#### Dataset records ####

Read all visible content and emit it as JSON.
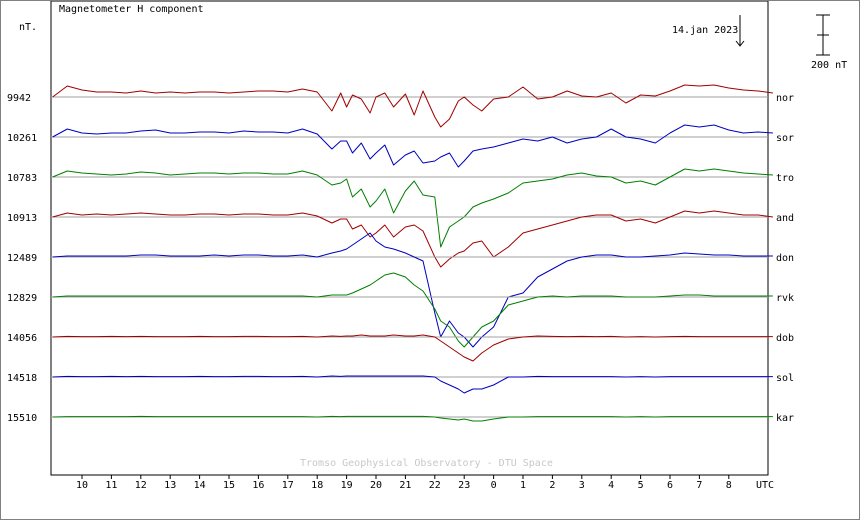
{
  "chart_data": {
    "type": "line",
    "title": "Magnetometer H component",
    "ylabel": "nT.",
    "date_label": "14.jan 2023",
    "scale_label": "200 nT",
    "scale_value_nT": 200,
    "credit": "Tromso Geophysical Observatory - DTU Space",
    "x_unit": "UTC",
    "x_ticks": [
      "10",
      "11",
      "12",
      "13",
      "14",
      "15",
      "16",
      "17",
      "18",
      "19",
      "20",
      "21",
      "22",
      "23",
      "0",
      "1",
      "2",
      "3",
      "4",
      "5",
      "6",
      "7",
      "8"
    ],
    "x_start_hour": 9,
    "x_end_hour": 33.5,
    "grid": "horizontal baselines",
    "colors": {
      "red": "#a00000",
      "blue": "#0000c0",
      "green": "#008000",
      "baseline": "#a0a0a0"
    },
    "series": [
      {
        "name": "nor",
        "baseline": "9942",
        "color": "#a00000",
        "x": [
          9.0,
          9.5,
          10.0,
          10.5,
          11.0,
          11.5,
          12.0,
          12.5,
          13.0,
          13.5,
          14.0,
          14.5,
          15.0,
          15.5,
          16.0,
          16.5,
          17.0,
          17.5,
          18.0,
          18.5,
          18.8,
          19.0,
          19.2,
          19.5,
          19.8,
          20.0,
          20.3,
          20.6,
          21.0,
          21.3,
          21.6,
          22.0,
          22.2,
          22.5,
          22.8,
          23.0,
          23.3,
          23.6,
          24.0,
          24.5,
          25.0,
          25.5,
          26.0,
          26.5,
          27.0,
          27.5,
          28.0,
          28.5,
          29.0,
          29.5,
          30.0,
          30.5,
          31.0,
          31.5,
          32.0,
          32.5,
          33.0,
          33.5
        ],
        "y": [
          0,
          55,
          35,
          25,
          25,
          20,
          30,
          20,
          25,
          20,
          25,
          25,
          20,
          25,
          30,
          30,
          25,
          40,
          25,
          -70,
          20,
          -50,
          10,
          -10,
          -80,
          0,
          20,
          -50,
          15,
          -90,
          30,
          -100,
          -150,
          -110,
          -20,
          0,
          -40,
          -70,
          -10,
          0,
          50,
          -10,
          0,
          30,
          5,
          0,
          20,
          -30,
          10,
          5,
          30,
          60,
          55,
          60,
          45,
          35,
          30,
          20
        ]
      },
      {
        "name": "sor",
        "baseline": "10261",
        "color": "#0000c0",
        "x": [
          9.0,
          9.5,
          10.0,
          10.5,
          11.0,
          11.5,
          12.0,
          12.5,
          13.0,
          13.5,
          14.0,
          14.5,
          15.0,
          15.5,
          16.0,
          16.5,
          17.0,
          17.5,
          18.0,
          18.5,
          18.8,
          19.0,
          19.2,
          19.5,
          19.8,
          20.0,
          20.3,
          20.6,
          21.0,
          21.3,
          21.6,
          22.0,
          22.2,
          22.5,
          22.8,
          23.0,
          23.3,
          23.6,
          24.0,
          24.5,
          25.0,
          25.5,
          26.0,
          26.5,
          27.0,
          27.5,
          28.0,
          28.5,
          29.0,
          29.5,
          30.0,
          30.5,
          31.0,
          31.5,
          32.0,
          32.5,
          33.0,
          33.5
        ],
        "y": [
          0,
          40,
          20,
          15,
          20,
          20,
          30,
          35,
          20,
          20,
          25,
          25,
          20,
          30,
          25,
          25,
          20,
          40,
          15,
          -60,
          -20,
          -20,
          -80,
          -30,
          -110,
          -80,
          -40,
          -140,
          -90,
          -70,
          -130,
          -120,
          -100,
          -80,
          -150,
          -120,
          -70,
          -60,
          -50,
          -30,
          -10,
          -20,
          0,
          -30,
          -10,
          0,
          40,
          0,
          -10,
          -30,
          20,
          60,
          50,
          60,
          35,
          20,
          25,
          20
        ]
      },
      {
        "name": "tro",
        "baseline": "10783",
        "color": "#008000",
        "x": [
          9.0,
          9.5,
          10.0,
          10.5,
          11.0,
          11.5,
          12.0,
          12.5,
          13.0,
          13.5,
          14.0,
          14.5,
          15.0,
          15.5,
          16.0,
          16.5,
          17.0,
          17.5,
          18.0,
          18.5,
          18.8,
          19.0,
          19.2,
          19.5,
          19.8,
          20.0,
          20.3,
          20.6,
          21.0,
          21.3,
          21.6,
          22.0,
          22.2,
          22.5,
          22.8,
          23.0,
          23.3,
          23.6,
          24.0,
          24.5,
          25.0,
          25.5,
          26.0,
          26.5,
          27.0,
          27.5,
          28.0,
          28.5,
          29.0,
          29.5,
          30.0,
          30.5,
          31.0,
          31.5,
          32.0,
          32.5,
          33.0,
          33.5
        ],
        "y": [
          0,
          30,
          20,
          15,
          10,
          15,
          25,
          20,
          10,
          15,
          20,
          20,
          15,
          20,
          20,
          15,
          15,
          30,
          10,
          -40,
          -30,
          -10,
          -100,
          -60,
          -150,
          -120,
          -60,
          -180,
          -70,
          -20,
          -90,
          -100,
          -350,
          -250,
          -220,
          -200,
          -150,
          -130,
          -110,
          -80,
          -30,
          -20,
          -10,
          10,
          20,
          5,
          0,
          -30,
          -20,
          -40,
          0,
          40,
          30,
          40,
          30,
          20,
          15,
          10
        ]
      },
      {
        "name": "and",
        "baseline": "10913",
        "color": "#a00000",
        "x": [
          9.0,
          9.5,
          10.0,
          10.5,
          11.0,
          11.5,
          12.0,
          12.5,
          13.0,
          13.5,
          14.0,
          14.5,
          15.0,
          15.5,
          16.0,
          16.5,
          17.0,
          17.5,
          18.0,
          18.5,
          18.8,
          19.0,
          19.2,
          19.5,
          19.8,
          20.0,
          20.3,
          20.6,
          21.0,
          21.3,
          21.6,
          22.0,
          22.2,
          22.5,
          22.8,
          23.0,
          23.3,
          23.6,
          24.0,
          24.5,
          25.0,
          25.5,
          26.0,
          26.5,
          27.0,
          27.5,
          28.0,
          28.5,
          29.0,
          29.5,
          30.0,
          30.5,
          31.0,
          31.5,
          32.0,
          32.5,
          33.0,
          33.5
        ],
        "y": [
          0,
          20,
          10,
          15,
          10,
          15,
          20,
          15,
          10,
          10,
          15,
          15,
          10,
          15,
          15,
          10,
          10,
          20,
          5,
          -30,
          -10,
          -10,
          -60,
          -40,
          -100,
          -80,
          -40,
          -100,
          -50,
          -40,
          -70,
          -200,
          -250,
          -210,
          -180,
          -170,
          -130,
          -120,
          -200,
          -150,
          -80,
          -60,
          -40,
          -20,
          0,
          10,
          10,
          -20,
          -10,
          -30,
          0,
          30,
          20,
          30,
          20,
          10,
          10,
          0
        ]
      },
      {
        "name": "don",
        "baseline": "12489",
        "color": "#0000c0",
        "x": [
          9.0,
          9.5,
          10.0,
          10.5,
          11.0,
          11.5,
          12.0,
          12.5,
          13.0,
          13.5,
          14.0,
          14.5,
          15.0,
          15.5,
          16.0,
          16.5,
          17.0,
          17.5,
          18.0,
          18.5,
          18.8,
          19.0,
          19.2,
          19.5,
          19.8,
          20.0,
          20.3,
          20.6,
          21.0,
          21.3,
          21.6,
          22.0,
          22.2,
          22.5,
          22.8,
          23.0,
          23.3,
          23.6,
          24.0,
          24.5,
          25.0,
          25.5,
          26.0,
          26.5,
          27.0,
          27.5,
          28.0,
          28.5,
          29.0,
          29.5,
          30.0,
          30.5,
          31.0,
          31.5,
          32.0,
          32.5,
          33.0,
          33.5
        ],
        "y": [
          0,
          5,
          5,
          5,
          5,
          5,
          10,
          10,
          5,
          5,
          5,
          10,
          5,
          10,
          10,
          5,
          5,
          10,
          0,
          20,
          30,
          40,
          60,
          90,
          120,
          80,
          50,
          40,
          20,
          0,
          -20,
          -280,
          -400,
          -320,
          -380,
          -400,
          -450,
          -400,
          -350,
          -200,
          -180,
          -100,
          -60,
          -20,
          0,
          10,
          10,
          0,
          0,
          5,
          10,
          20,
          15,
          10,
          10,
          5,
          5,
          5
        ]
      },
      {
        "name": "rvk",
        "baseline": "12829",
        "color": "#008000",
        "x": [
          9.0,
          9.5,
          10.0,
          10.5,
          11.0,
          11.5,
          12.0,
          12.5,
          13.0,
          13.5,
          14.0,
          14.5,
          15.0,
          15.5,
          16.0,
          16.5,
          17.0,
          17.5,
          18.0,
          18.5,
          18.8,
          19.0,
          19.2,
          19.5,
          19.8,
          20.0,
          20.3,
          20.6,
          21.0,
          21.3,
          21.6,
          22.0,
          22.2,
          22.5,
          22.8,
          23.0,
          23.3,
          23.6,
          24.0,
          24.5,
          25.0,
          25.5,
          26.0,
          26.5,
          27.0,
          27.5,
          28.0,
          28.5,
          29.0,
          29.5,
          30.0,
          30.5,
          31.0,
          31.5,
          32.0,
          32.5,
          33.0,
          33.5
        ],
        "y": [
          0,
          5,
          5,
          5,
          5,
          5,
          5,
          5,
          5,
          5,
          5,
          5,
          5,
          5,
          5,
          5,
          5,
          5,
          0,
          10,
          10,
          10,
          20,
          40,
          60,
          80,
          110,
          120,
          100,
          60,
          30,
          -60,
          -120,
          -150,
          -220,
          -250,
          -200,
          -150,
          -120,
          -40,
          -20,
          0,
          5,
          0,
          5,
          5,
          5,
          0,
          0,
          0,
          5,
          10,
          10,
          5,
          5,
          5,
          5,
          5
        ]
      },
      {
        "name": "dob",
        "baseline": "14056",
        "color": "#a00000",
        "x": [
          9.0,
          9.5,
          10.0,
          10.5,
          11.0,
          11.5,
          12.0,
          12.5,
          13.0,
          13.5,
          14.0,
          14.5,
          15.0,
          15.5,
          16.0,
          16.5,
          17.0,
          17.5,
          18.0,
          18.5,
          18.8,
          19.0,
          19.2,
          19.5,
          19.8,
          20.0,
          20.3,
          20.6,
          21.0,
          21.3,
          21.6,
          22.0,
          22.2,
          22.5,
          22.8,
          23.0,
          23.3,
          23.6,
          24.0,
          24.5,
          25.0,
          25.5,
          26.0,
          26.5,
          27.0,
          27.5,
          28.0,
          28.5,
          29.0,
          29.5,
          30.0,
          30.5,
          31.0,
          31.5,
          32.0,
          32.5,
          33.0,
          33.5
        ],
        "y": [
          0,
          3,
          2,
          2,
          3,
          2,
          3,
          2,
          2,
          2,
          3,
          2,
          2,
          3,
          3,
          2,
          2,
          3,
          0,
          5,
          3,
          5,
          5,
          10,
          5,
          5,
          5,
          10,
          5,
          5,
          10,
          0,
          -20,
          -50,
          -80,
          -100,
          -120,
          -80,
          -40,
          -10,
          0,
          5,
          3,
          2,
          3,
          2,
          3,
          0,
          2,
          0,
          2,
          3,
          2,
          2,
          2,
          2,
          2,
          2
        ]
      },
      {
        "name": "sol",
        "baseline": "14518",
        "color": "#0000c0",
        "x": [
          9.0,
          9.5,
          10.0,
          10.5,
          11.0,
          11.5,
          12.0,
          12.5,
          13.0,
          13.5,
          14.0,
          14.5,
          15.0,
          15.5,
          16.0,
          16.5,
          17.0,
          17.5,
          18.0,
          18.5,
          18.8,
          19.0,
          19.2,
          19.5,
          19.8,
          20.0,
          20.3,
          20.6,
          21.0,
          21.3,
          21.6,
          22.0,
          22.2,
          22.5,
          22.8,
          23.0,
          23.3,
          23.6,
          24.0,
          24.5,
          25.0,
          25.5,
          26.0,
          26.5,
          27.0,
          27.5,
          28.0,
          28.5,
          29.0,
          29.5,
          30.0,
          30.5,
          31.0,
          31.5,
          32.0,
          32.5,
          33.0,
          33.5
        ],
        "y": [
          0,
          3,
          2,
          2,
          3,
          2,
          3,
          2,
          2,
          2,
          3,
          2,
          2,
          3,
          3,
          2,
          2,
          3,
          0,
          5,
          3,
          5,
          5,
          5,
          5,
          5,
          5,
          5,
          5,
          5,
          5,
          0,
          -20,
          -40,
          -60,
          -80,
          -60,
          -60,
          -40,
          0,
          0,
          3,
          2,
          2,
          2,
          2,
          2,
          0,
          2,
          0,
          2,
          2,
          2,
          2,
          2,
          2,
          2,
          2
        ]
      },
      {
        "name": "kar",
        "baseline": "15510",
        "color": "#008000",
        "x": [
          9.0,
          9.5,
          10.0,
          10.5,
          11.0,
          11.5,
          12.0,
          12.5,
          13.0,
          13.5,
          14.0,
          14.5,
          15.0,
          15.5,
          16.0,
          16.5,
          17.0,
          17.5,
          18.0,
          18.5,
          18.8,
          19.0,
          19.2,
          19.5,
          19.8,
          20.0,
          20.3,
          20.6,
          21.0,
          21.3,
          21.6,
          22.0,
          22.2,
          22.5,
          22.8,
          23.0,
          23.3,
          23.6,
          24.0,
          24.5,
          25.0,
          25.5,
          26.0,
          26.5,
          27.0,
          27.5,
          28.0,
          28.5,
          29.0,
          29.5,
          30.0,
          30.5,
          31.0,
          31.5,
          32.0,
          32.5,
          33.0,
          33.5
        ],
        "y": [
          0,
          2,
          2,
          2,
          2,
          2,
          3,
          2,
          2,
          2,
          2,
          2,
          2,
          2,
          2,
          2,
          2,
          2,
          0,
          3,
          2,
          3,
          3,
          3,
          3,
          3,
          3,
          3,
          3,
          3,
          3,
          0,
          -5,
          -10,
          -15,
          -10,
          -20,
          -20,
          -10,
          0,
          0,
          2,
          2,
          2,
          2,
          2,
          2,
          0,
          2,
          0,
          2,
          2,
          2,
          2,
          2,
          2,
          2,
          2
        ]
      }
    ]
  }
}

####

*What you need to do*
In how many lines of the data does the string "name" appear? Give only the number.

*Final result*
9